For each line below that includes the word "содержанию", make a copy.

▸ **Recorded data**:
————————

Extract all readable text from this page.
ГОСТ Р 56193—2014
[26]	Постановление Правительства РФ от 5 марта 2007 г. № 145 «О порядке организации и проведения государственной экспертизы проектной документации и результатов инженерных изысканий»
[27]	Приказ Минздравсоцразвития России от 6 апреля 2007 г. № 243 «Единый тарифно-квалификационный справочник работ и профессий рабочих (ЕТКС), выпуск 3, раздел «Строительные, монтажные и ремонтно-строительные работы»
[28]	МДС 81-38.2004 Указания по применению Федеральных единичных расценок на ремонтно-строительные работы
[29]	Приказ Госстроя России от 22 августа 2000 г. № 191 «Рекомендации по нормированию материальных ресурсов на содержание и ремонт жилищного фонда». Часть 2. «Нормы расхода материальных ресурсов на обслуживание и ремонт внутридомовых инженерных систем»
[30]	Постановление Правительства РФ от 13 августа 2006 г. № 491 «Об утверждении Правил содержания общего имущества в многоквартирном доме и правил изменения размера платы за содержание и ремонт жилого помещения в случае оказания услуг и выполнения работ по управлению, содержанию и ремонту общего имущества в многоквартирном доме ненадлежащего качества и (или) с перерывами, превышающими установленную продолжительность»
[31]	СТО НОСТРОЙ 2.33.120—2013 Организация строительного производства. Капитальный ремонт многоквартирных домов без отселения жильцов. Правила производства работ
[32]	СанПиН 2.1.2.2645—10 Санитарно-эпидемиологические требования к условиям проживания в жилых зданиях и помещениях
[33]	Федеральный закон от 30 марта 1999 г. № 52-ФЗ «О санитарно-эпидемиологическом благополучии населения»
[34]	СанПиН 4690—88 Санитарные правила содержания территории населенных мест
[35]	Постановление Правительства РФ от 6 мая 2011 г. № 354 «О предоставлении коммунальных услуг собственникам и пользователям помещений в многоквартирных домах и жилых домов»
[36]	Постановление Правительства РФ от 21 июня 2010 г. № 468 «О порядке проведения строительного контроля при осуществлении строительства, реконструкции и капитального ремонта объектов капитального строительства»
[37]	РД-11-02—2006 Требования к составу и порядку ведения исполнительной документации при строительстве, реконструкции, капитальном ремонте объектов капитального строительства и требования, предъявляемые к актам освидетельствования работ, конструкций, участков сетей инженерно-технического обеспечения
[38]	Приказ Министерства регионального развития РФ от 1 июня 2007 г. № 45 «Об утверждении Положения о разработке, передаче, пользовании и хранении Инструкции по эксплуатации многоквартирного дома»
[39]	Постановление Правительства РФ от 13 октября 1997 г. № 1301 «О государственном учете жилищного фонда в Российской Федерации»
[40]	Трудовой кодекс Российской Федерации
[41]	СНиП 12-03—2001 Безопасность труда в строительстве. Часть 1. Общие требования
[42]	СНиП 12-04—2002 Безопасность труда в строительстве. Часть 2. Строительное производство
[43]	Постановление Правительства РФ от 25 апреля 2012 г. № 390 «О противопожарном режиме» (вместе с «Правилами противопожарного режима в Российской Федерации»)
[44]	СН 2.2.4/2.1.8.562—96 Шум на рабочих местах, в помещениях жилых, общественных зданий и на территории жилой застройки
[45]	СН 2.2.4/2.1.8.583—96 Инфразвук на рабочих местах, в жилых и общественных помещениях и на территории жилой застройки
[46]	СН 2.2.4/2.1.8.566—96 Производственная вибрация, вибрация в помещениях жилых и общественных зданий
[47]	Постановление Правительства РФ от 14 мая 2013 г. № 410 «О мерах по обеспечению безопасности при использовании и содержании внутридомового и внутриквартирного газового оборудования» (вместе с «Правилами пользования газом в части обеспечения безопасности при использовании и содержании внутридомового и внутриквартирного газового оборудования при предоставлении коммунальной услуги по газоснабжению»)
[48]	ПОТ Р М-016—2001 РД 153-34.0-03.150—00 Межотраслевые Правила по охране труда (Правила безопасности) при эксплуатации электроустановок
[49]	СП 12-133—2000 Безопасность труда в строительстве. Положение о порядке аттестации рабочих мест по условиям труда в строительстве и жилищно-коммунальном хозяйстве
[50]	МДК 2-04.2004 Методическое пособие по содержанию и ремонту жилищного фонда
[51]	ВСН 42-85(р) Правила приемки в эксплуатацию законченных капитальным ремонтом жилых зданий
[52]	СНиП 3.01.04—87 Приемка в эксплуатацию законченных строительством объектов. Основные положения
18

————————

▸ **Solution to the exercise**:
[30]	Постановление Правительства РФ от 13 августа 2006 г. № 491 «Об утверждении Правил содержания общего имущества в многоквартирном доме и правил изменения размера платы за содержание и ремонт жилого помещения в случае оказания услуг и выполнения работ по управлению, содержанию и ремонту общего имущества в многоквартирном доме ненадлежащего качества и (или) с перерывами, превышающими установленную продолжительность»
[50]	МДК 2-04.2004 Методическое пособие по содержанию и ремонту жилищного фонда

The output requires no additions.